**Requirement:**
Determine which lines of the records include the word "communicate", and copy them.

# start of Records

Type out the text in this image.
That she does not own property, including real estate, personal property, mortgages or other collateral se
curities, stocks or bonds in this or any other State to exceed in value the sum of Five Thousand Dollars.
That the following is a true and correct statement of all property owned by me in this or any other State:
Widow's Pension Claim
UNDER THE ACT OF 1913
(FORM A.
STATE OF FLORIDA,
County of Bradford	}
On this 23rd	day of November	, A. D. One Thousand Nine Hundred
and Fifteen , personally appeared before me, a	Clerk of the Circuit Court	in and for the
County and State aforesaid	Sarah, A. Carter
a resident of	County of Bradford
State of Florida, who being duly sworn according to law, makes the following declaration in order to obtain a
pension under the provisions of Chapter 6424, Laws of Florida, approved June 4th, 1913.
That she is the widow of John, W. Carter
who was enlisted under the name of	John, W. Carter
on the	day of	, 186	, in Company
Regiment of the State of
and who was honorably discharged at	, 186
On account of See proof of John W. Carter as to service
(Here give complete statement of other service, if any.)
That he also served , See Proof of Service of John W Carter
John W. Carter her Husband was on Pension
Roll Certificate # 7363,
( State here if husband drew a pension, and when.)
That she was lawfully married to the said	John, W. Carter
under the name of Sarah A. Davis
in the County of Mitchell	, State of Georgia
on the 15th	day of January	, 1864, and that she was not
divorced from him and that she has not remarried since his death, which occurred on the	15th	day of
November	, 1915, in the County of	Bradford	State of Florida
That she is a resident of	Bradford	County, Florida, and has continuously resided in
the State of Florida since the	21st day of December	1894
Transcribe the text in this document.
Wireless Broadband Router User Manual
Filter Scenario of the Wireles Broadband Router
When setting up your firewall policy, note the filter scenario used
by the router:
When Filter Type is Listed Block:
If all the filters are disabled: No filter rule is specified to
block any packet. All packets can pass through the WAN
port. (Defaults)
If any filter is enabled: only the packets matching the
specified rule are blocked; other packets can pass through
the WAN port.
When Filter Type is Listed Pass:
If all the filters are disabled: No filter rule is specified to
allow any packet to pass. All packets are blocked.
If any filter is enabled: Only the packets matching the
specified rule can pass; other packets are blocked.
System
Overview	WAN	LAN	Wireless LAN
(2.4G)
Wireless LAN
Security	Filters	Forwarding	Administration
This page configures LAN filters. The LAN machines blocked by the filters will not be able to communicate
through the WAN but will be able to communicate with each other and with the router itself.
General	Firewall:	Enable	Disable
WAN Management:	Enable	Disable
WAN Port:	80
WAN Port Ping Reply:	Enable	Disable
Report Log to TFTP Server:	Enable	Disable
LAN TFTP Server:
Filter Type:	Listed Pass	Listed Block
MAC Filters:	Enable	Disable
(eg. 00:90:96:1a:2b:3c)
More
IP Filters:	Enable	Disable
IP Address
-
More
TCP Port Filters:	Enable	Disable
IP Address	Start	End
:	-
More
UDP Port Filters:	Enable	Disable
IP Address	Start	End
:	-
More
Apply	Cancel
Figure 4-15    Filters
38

# end of Records

**Written response:**
This page configures LAN filters. The LAN machines blocked by the filters will not be able to communicate
through the WAN but will be able to communicate with each other and with the router itself.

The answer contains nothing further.